=== Begin Enclosure ===
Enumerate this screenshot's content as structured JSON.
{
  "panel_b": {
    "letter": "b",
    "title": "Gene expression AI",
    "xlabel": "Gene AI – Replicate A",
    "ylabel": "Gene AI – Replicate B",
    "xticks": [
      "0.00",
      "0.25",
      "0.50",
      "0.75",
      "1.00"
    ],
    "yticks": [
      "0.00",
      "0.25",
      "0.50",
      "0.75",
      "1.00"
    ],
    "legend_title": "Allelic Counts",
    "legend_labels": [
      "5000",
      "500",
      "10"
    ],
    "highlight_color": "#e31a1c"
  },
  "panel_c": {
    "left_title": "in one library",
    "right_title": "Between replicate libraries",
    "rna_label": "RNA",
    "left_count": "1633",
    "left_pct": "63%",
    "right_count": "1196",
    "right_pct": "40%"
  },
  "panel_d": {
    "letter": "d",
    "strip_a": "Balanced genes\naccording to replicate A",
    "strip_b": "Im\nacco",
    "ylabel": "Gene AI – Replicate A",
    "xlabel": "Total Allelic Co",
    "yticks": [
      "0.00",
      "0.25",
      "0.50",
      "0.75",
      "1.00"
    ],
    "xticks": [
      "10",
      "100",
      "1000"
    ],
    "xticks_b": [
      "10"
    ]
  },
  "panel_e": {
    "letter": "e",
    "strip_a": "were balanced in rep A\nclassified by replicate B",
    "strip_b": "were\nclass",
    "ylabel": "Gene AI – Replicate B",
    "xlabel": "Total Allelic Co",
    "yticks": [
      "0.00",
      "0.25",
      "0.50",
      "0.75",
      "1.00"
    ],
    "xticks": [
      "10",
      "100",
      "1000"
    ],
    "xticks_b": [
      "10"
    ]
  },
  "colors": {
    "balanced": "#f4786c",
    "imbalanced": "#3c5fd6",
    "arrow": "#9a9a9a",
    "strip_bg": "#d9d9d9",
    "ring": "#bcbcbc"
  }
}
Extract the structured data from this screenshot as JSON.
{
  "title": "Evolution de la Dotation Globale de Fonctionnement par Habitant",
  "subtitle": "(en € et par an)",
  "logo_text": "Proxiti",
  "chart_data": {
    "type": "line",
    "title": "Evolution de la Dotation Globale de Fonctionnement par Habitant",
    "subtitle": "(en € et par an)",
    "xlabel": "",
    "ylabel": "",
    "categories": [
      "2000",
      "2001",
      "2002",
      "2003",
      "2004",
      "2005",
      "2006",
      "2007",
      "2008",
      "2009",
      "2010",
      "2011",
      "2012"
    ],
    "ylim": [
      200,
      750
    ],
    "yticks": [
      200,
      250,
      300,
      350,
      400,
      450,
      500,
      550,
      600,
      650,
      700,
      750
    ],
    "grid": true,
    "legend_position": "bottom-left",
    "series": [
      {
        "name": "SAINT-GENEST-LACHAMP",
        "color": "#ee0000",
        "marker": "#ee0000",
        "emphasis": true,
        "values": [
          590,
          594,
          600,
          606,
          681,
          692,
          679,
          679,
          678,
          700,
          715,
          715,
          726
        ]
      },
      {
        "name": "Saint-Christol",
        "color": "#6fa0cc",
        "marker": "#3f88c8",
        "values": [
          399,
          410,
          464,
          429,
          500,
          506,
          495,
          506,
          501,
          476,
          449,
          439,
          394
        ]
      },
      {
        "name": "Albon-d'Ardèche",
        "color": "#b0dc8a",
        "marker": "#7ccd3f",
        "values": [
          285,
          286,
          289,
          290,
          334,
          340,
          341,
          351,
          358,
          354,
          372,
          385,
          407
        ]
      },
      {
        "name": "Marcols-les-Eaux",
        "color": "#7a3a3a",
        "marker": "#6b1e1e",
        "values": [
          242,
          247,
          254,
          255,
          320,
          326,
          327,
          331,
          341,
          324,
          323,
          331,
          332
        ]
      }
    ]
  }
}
=== End Enclosure ===
=== Begin Enclosure ===
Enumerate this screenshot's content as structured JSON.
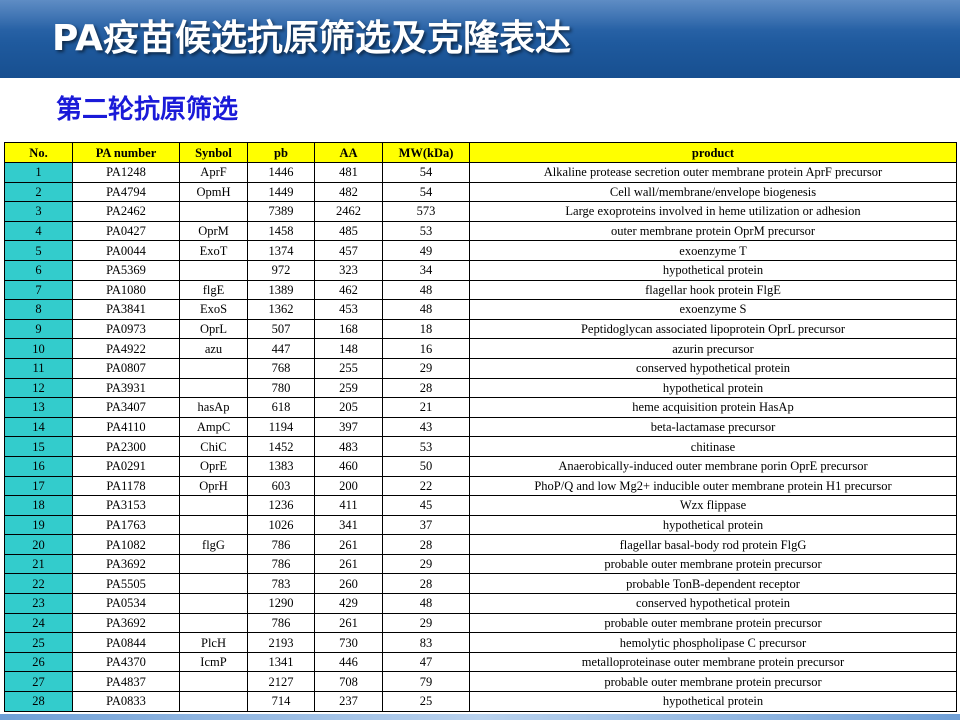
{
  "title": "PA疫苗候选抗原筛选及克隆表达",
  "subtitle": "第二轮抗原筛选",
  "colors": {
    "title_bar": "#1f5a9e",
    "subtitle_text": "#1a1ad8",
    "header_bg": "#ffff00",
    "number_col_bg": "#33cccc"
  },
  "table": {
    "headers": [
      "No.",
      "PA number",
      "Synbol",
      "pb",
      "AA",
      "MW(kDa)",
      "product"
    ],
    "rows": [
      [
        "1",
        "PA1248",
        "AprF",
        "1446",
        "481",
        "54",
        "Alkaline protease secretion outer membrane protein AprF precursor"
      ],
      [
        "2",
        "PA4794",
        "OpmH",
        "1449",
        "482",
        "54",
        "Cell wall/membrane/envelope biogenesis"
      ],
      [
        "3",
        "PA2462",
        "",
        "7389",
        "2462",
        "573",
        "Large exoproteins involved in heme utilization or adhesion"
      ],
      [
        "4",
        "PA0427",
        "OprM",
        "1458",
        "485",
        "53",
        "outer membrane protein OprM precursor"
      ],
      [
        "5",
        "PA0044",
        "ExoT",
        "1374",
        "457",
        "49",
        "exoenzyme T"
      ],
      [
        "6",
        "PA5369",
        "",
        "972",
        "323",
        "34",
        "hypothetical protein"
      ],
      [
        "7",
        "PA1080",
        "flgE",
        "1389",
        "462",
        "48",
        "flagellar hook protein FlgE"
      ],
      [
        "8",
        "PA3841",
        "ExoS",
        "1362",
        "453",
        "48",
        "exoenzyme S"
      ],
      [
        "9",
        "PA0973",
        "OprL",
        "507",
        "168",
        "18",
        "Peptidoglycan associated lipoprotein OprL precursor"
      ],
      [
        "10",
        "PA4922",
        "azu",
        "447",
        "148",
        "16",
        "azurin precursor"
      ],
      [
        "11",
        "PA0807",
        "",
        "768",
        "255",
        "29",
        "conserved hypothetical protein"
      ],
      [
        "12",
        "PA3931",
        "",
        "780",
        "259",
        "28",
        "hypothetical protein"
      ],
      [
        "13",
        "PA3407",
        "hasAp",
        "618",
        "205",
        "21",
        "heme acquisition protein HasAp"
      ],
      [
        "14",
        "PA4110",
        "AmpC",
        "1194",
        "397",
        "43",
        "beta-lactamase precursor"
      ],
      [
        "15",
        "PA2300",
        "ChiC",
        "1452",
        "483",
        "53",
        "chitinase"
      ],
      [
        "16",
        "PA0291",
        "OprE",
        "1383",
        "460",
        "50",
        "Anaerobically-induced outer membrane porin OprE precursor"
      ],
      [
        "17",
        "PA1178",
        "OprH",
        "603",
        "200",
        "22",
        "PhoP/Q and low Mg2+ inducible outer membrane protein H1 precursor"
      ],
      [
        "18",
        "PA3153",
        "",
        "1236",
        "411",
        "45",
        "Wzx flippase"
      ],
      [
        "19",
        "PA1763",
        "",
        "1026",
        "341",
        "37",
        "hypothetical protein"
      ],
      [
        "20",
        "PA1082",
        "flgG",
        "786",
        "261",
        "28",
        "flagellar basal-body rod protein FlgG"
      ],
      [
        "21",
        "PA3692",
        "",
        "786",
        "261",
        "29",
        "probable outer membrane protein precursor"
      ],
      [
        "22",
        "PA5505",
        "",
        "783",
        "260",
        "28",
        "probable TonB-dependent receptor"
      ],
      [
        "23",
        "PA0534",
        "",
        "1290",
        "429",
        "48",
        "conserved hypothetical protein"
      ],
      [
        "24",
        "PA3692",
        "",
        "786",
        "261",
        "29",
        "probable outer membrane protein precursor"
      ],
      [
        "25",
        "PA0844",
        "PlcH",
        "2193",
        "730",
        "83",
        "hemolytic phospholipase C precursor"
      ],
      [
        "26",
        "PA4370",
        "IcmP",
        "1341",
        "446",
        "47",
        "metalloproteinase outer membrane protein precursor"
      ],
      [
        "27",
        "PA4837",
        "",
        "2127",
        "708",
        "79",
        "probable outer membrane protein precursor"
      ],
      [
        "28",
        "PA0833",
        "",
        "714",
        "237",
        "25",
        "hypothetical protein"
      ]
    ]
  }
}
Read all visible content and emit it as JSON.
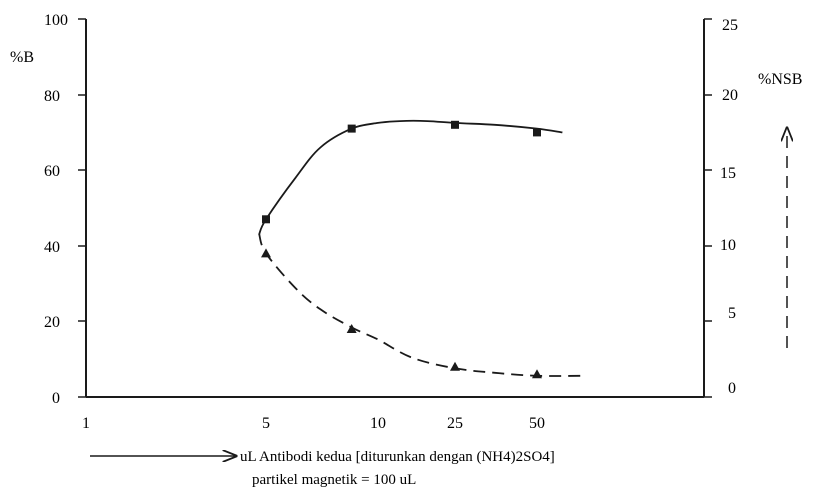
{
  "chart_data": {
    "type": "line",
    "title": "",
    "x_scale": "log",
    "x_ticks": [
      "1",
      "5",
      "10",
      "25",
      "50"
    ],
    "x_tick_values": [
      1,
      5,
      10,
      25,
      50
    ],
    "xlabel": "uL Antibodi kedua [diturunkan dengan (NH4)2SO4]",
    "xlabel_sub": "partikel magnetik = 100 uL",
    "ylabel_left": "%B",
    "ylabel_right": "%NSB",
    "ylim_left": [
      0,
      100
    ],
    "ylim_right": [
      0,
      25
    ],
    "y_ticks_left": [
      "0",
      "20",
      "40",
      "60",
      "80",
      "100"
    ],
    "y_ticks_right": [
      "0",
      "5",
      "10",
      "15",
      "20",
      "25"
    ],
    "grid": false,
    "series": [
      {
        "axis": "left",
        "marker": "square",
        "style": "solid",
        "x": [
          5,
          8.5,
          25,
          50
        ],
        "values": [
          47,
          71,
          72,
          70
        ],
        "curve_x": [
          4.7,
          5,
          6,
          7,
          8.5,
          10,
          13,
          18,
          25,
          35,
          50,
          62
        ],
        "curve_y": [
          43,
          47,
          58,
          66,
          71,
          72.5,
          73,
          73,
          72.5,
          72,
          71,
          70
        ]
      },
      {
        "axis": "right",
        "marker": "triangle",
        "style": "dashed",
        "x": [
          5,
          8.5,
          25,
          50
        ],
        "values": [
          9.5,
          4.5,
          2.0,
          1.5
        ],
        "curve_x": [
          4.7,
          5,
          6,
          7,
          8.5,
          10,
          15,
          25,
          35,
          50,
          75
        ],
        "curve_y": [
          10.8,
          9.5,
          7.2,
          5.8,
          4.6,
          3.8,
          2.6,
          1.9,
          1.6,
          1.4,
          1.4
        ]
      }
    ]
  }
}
=== End Enclosure ===
=== Begin Enclosure ===
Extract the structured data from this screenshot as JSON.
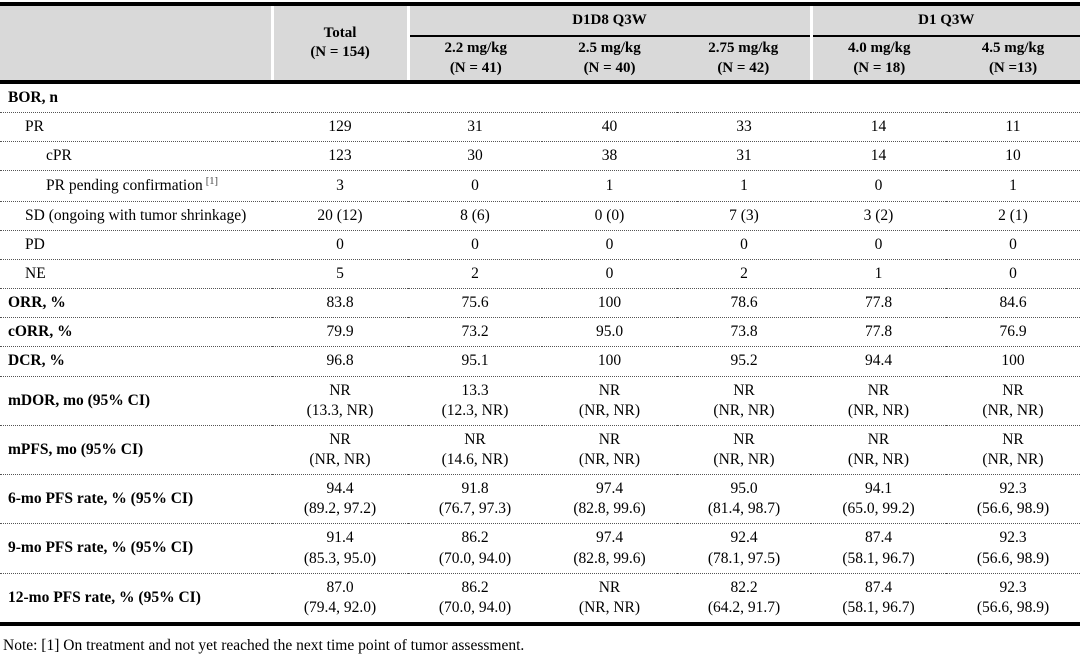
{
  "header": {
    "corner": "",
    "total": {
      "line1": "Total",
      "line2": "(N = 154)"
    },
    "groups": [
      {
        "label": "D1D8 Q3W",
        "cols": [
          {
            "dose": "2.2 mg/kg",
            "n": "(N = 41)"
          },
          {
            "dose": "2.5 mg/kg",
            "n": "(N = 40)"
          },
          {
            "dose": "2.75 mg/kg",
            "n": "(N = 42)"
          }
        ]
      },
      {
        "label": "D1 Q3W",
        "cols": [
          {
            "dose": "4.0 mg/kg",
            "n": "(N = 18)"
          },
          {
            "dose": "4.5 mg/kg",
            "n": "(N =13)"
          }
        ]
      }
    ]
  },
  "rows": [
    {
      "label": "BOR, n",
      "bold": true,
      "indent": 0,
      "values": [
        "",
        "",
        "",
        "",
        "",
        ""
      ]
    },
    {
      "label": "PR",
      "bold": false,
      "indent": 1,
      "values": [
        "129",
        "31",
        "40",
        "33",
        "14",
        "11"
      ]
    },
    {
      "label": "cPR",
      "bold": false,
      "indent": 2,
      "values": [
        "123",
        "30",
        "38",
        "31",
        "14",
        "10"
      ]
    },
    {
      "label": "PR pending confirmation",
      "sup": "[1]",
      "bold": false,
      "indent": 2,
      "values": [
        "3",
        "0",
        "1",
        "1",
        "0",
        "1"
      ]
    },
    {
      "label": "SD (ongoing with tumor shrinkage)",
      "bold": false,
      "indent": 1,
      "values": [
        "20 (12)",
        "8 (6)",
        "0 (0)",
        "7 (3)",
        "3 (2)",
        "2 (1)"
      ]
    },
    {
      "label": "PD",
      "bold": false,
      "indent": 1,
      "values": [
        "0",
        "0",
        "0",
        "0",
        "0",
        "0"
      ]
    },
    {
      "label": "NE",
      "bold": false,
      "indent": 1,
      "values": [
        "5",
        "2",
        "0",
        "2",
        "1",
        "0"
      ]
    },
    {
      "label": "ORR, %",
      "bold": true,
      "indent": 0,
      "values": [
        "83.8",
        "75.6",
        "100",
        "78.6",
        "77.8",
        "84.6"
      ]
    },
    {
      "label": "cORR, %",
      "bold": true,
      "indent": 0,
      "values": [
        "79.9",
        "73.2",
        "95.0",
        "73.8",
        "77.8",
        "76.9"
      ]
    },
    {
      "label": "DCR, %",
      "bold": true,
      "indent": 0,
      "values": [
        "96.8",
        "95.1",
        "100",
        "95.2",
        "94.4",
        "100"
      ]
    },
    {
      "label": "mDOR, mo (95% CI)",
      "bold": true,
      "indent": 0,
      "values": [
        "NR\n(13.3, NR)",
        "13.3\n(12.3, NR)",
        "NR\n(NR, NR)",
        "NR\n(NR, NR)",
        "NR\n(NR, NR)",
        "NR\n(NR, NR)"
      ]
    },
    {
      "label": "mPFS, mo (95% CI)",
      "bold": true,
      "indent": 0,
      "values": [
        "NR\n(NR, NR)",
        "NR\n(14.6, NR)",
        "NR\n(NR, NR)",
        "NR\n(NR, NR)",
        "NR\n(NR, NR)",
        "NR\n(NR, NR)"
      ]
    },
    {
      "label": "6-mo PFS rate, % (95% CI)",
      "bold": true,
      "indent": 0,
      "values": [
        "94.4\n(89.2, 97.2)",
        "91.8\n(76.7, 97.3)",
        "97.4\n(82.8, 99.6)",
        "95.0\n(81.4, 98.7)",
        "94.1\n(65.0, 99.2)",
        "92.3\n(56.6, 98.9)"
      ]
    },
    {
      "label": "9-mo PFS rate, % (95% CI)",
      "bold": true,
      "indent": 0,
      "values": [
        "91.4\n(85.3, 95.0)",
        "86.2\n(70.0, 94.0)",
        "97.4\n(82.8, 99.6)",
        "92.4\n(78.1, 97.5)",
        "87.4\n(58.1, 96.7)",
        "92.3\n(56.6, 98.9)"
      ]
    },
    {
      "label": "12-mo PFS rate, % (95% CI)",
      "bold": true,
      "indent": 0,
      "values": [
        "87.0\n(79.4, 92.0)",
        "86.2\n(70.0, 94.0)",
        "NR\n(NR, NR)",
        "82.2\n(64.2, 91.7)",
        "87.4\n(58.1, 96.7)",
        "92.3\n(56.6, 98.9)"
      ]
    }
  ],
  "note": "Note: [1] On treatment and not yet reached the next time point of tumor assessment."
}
=== End Enclosure ===
The string "Evolution" marks the lines to return from the material. Copy each one.

  "title": "Evolution de la Dotation Globale de Fonctionnement par Habitant",
    "title": "Evolution de la Dotation Globale de Fonctionnement par Habitant",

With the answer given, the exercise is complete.